**EXERCISE DIRECTIONS:** Can you repeat, word for word, the lines from the very start of the records through the line containing "star-icon <box>230 609 258 635</box>", with that line included?

##############################

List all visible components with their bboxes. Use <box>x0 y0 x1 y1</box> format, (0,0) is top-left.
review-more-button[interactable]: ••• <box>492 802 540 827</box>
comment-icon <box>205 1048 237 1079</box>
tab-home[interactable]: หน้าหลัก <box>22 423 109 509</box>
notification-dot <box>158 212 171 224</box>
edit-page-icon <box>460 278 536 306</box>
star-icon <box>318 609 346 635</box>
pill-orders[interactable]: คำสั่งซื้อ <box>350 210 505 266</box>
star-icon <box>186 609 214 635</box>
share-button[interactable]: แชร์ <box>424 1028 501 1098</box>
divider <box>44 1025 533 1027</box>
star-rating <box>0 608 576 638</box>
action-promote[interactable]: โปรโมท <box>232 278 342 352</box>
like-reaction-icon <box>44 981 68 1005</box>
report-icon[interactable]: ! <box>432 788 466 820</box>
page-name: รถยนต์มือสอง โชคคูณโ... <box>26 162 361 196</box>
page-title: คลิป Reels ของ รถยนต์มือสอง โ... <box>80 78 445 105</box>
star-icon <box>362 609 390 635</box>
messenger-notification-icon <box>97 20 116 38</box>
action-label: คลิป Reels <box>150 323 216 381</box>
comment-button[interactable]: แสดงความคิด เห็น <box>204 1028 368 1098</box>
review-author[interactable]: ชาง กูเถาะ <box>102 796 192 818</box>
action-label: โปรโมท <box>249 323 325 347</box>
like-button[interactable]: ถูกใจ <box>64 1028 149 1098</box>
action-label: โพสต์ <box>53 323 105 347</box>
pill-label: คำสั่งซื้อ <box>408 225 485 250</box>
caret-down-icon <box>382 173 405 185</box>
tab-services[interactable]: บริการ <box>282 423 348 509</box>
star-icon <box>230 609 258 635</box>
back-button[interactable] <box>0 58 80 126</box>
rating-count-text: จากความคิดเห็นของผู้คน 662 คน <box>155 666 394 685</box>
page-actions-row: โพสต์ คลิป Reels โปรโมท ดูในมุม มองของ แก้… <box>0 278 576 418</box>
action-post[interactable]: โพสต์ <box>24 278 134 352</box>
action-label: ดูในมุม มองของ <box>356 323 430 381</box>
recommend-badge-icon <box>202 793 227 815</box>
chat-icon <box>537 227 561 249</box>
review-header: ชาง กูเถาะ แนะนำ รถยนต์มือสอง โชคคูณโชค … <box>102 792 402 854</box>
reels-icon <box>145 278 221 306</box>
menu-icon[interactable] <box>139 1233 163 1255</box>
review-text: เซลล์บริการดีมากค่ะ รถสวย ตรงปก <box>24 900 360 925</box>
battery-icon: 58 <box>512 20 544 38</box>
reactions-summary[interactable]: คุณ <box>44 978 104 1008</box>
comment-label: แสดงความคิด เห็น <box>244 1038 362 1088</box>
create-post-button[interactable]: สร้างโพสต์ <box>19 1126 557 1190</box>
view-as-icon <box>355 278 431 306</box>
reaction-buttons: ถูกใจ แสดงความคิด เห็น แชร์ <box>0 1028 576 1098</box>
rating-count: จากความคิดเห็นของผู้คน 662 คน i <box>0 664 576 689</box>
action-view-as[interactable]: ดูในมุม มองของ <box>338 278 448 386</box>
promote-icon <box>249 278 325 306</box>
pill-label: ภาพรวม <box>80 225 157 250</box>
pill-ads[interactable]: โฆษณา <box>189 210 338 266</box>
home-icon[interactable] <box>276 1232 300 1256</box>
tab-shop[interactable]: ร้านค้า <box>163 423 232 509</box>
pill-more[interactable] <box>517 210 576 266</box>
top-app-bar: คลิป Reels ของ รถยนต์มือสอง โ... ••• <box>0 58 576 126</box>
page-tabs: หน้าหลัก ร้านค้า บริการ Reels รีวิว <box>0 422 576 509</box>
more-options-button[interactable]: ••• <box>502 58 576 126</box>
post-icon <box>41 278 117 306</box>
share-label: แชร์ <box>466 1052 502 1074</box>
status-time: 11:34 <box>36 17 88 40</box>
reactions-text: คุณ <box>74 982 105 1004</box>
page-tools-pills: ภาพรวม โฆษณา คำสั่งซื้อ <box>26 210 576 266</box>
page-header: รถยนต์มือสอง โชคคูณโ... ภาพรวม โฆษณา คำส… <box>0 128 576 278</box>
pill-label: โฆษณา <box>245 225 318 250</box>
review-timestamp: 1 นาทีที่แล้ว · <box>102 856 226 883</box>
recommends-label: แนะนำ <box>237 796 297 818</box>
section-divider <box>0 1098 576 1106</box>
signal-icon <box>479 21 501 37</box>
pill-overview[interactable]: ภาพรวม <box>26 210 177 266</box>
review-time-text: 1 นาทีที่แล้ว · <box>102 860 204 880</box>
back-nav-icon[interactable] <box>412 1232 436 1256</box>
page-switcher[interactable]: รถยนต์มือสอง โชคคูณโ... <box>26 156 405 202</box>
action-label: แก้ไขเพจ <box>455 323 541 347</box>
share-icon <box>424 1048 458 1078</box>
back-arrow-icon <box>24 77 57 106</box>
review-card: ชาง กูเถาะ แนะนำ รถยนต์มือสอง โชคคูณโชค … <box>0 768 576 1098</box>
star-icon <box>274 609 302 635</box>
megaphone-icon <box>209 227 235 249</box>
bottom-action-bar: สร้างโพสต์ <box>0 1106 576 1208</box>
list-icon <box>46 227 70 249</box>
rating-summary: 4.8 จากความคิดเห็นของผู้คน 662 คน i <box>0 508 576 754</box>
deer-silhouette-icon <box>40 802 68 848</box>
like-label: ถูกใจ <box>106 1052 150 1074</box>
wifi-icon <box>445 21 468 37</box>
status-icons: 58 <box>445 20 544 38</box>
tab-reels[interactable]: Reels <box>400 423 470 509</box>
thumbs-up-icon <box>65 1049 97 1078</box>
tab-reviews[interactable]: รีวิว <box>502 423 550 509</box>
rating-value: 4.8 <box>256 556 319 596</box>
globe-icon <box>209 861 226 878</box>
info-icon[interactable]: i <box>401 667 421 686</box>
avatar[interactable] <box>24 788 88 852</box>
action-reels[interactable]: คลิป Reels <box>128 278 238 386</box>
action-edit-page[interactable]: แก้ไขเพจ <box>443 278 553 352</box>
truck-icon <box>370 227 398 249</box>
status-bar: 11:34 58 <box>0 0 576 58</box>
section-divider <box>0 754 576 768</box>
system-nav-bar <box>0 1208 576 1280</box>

##############################

**TASK RESPONSE:**
List all visible components with their bboxes. Use <box>x0 y0 x1 y1</box> format, (0,0) is top-left.
review-more-button[interactable]: ••• <box>492 802 540 827</box>
comment-icon <box>205 1048 237 1079</box>
tab-home[interactable]: หน้าหลัก <box>22 423 109 509</box>
notification-dot <box>158 212 171 224</box>
edit-page-icon <box>460 278 536 306</box>
star-icon <box>318 609 346 635</box>
pill-orders[interactable]: คำสั่งซื้อ <box>350 210 505 266</box>
star-icon <box>186 609 214 635</box>
share-button[interactable]: แชร์ <box>424 1028 501 1098</box>
divider <box>44 1025 533 1027</box>
star-rating <box>0 608 576 638</box>
action-promote[interactable]: โปรโมท <box>232 278 342 352</box>
like-reaction-icon <box>44 981 68 1005</box>
report-icon[interactable]: ! <box>432 788 466 820</box>
page-name: รถยนต์มือสอง โชคคูณโ... <box>26 162 361 196</box>
page-title: คลิป Reels ของ รถยนต์มือสอง โ... <box>80 78 445 105</box>
star-icon <box>362 609 390 635</box>
messenger-notification-icon <box>97 20 116 38</box>
action-label: คลิป Reels <box>150 323 216 381</box>
comment-button[interactable]: แสดงความคิด เห็น <box>204 1028 368 1098</box>
review-author[interactable]: ชาง กูเถาะ <box>102 796 192 818</box>
action-label: โปรโมท <box>249 323 325 347</box>
like-button[interactable]: ถูกใจ <box>64 1028 149 1098</box>
action-label: โพสต์ <box>53 323 105 347</box>
pill-label: คำสั่งซื้อ <box>408 225 485 250</box>
caret-down-icon <box>382 173 405 185</box>
tab-services[interactable]: บริการ <box>282 423 348 509</box>
star-icon <box>230 609 258 635</box>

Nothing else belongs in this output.